## Dataset rows
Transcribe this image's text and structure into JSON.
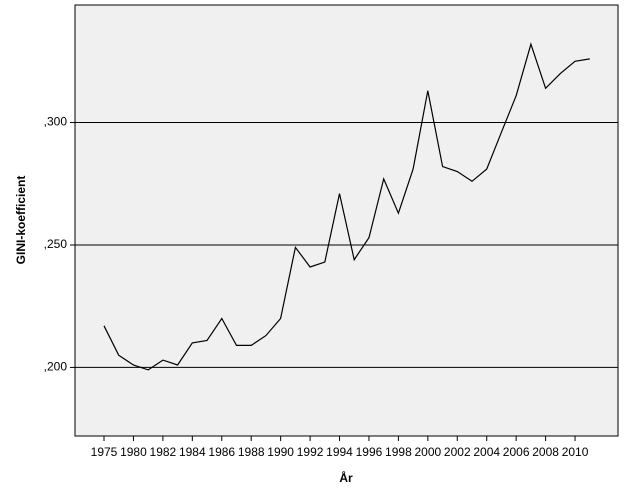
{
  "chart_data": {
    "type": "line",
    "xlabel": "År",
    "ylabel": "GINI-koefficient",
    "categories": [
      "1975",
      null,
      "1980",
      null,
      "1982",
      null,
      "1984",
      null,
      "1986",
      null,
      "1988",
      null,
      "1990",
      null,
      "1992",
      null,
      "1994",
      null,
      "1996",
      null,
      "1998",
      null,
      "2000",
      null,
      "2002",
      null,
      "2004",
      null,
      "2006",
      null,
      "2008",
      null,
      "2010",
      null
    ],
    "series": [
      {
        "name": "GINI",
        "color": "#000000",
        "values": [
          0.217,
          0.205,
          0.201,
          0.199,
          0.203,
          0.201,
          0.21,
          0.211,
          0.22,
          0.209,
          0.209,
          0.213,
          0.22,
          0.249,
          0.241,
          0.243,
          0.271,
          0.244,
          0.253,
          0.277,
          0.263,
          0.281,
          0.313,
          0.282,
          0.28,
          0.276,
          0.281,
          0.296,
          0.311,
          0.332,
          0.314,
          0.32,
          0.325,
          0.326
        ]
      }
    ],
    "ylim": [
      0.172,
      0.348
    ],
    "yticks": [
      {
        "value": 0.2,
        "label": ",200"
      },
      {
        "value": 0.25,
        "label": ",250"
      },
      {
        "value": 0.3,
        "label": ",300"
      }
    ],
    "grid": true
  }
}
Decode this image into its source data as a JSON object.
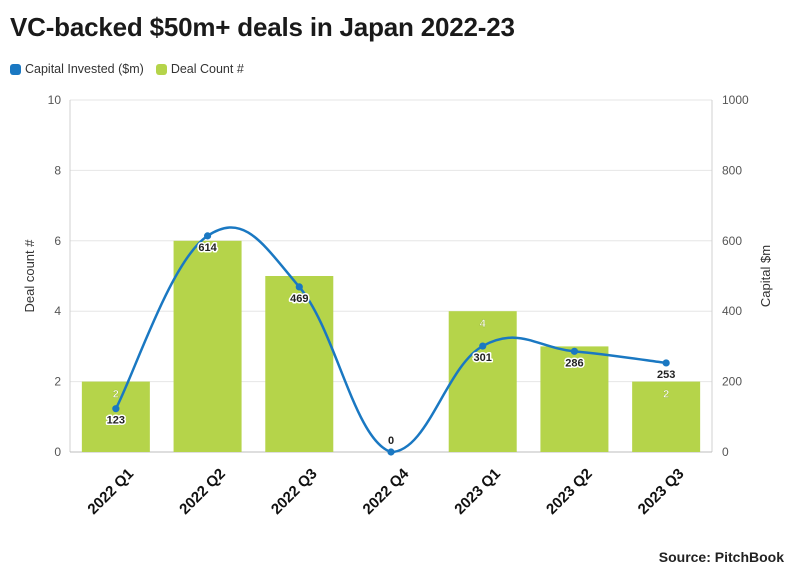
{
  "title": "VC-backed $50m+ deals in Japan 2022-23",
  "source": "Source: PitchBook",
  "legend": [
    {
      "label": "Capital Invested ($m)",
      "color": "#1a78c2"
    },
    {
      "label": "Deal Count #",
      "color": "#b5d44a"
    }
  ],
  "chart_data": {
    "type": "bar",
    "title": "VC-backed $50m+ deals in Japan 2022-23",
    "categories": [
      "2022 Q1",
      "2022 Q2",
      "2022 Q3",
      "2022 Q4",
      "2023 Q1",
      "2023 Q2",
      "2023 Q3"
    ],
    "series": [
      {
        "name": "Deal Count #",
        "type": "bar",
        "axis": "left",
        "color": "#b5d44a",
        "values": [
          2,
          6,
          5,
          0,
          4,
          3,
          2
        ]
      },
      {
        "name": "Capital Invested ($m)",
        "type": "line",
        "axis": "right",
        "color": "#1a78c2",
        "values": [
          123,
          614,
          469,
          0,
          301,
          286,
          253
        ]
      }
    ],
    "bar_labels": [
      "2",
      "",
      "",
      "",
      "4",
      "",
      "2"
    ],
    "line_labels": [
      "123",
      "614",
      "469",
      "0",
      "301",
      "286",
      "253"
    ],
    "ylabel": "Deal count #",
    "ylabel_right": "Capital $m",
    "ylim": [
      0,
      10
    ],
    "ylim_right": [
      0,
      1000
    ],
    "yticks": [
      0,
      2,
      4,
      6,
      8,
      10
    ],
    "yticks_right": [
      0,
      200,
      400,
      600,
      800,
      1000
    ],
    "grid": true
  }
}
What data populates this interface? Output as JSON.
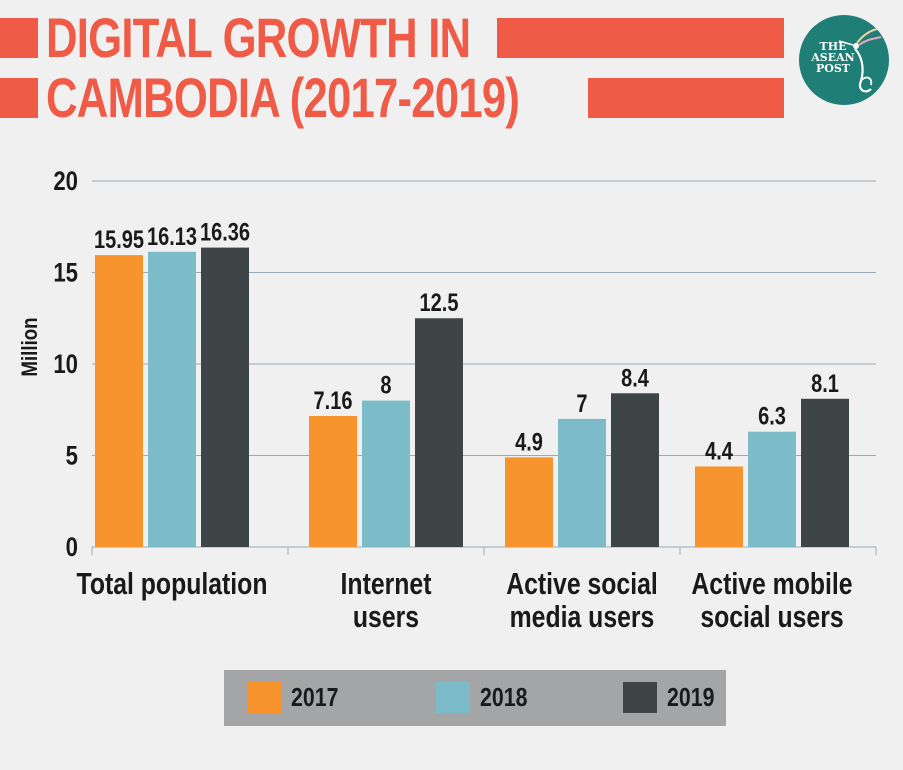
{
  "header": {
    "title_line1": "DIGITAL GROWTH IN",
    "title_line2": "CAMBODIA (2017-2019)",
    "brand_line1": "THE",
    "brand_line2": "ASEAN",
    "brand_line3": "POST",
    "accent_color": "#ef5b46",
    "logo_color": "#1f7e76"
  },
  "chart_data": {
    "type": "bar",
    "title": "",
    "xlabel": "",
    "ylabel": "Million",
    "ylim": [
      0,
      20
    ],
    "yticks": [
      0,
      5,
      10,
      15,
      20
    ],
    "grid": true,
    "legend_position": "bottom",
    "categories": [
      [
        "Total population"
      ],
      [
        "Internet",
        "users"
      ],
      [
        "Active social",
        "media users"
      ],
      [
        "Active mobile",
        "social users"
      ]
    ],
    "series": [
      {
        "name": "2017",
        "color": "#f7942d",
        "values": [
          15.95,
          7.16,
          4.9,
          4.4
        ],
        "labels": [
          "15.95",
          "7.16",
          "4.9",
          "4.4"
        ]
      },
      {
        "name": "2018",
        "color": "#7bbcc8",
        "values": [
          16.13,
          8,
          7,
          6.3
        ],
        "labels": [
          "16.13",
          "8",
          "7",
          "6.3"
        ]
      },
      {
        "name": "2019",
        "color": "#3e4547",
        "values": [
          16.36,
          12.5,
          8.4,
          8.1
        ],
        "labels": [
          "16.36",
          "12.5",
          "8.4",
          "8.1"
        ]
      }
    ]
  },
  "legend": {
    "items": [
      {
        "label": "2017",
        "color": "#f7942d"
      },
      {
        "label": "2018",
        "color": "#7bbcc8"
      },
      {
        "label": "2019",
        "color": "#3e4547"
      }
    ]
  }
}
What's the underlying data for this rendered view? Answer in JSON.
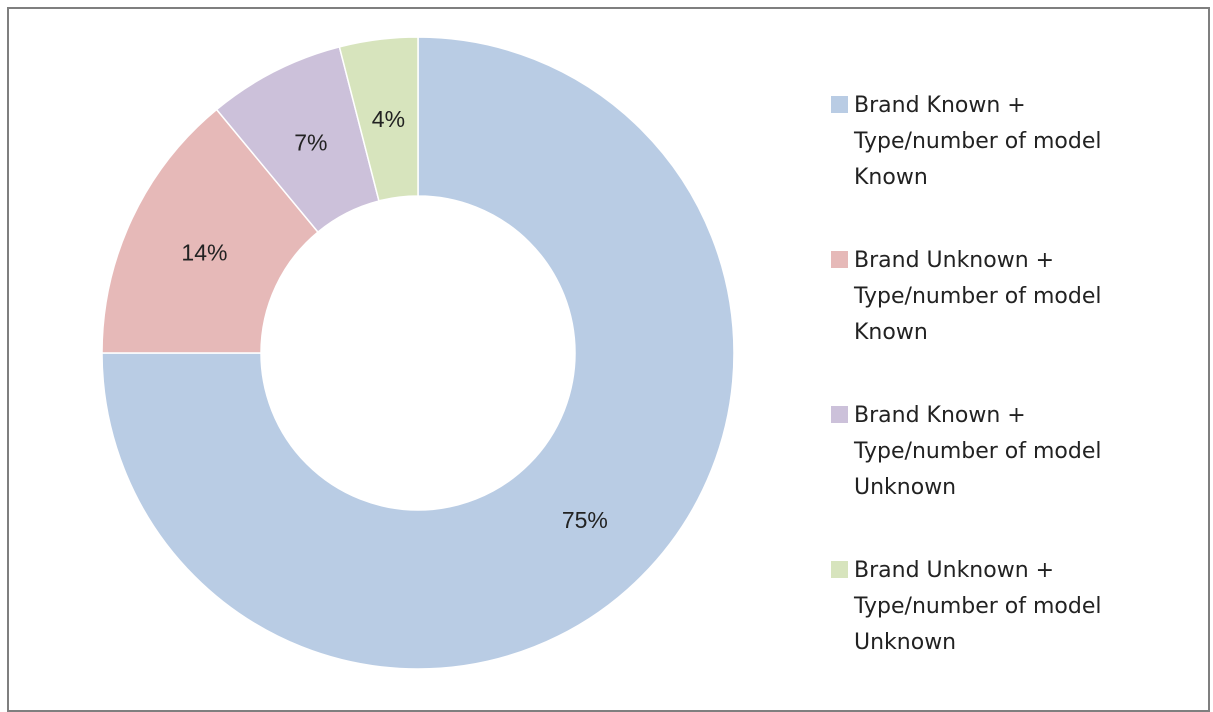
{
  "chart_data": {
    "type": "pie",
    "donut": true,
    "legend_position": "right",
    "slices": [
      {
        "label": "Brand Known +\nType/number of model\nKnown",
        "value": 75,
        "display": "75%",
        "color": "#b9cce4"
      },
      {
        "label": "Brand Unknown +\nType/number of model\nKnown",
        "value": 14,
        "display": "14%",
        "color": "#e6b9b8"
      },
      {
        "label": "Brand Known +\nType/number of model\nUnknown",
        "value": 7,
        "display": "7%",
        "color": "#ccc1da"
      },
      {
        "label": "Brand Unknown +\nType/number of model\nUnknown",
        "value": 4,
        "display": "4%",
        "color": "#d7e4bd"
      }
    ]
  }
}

## The task
Select the lines in this material that hold the word "Invested", leaving none out.

## Output of the exercise
      "label": "Capital Invested ($m)",
        "name": "Capital Invested ($m)",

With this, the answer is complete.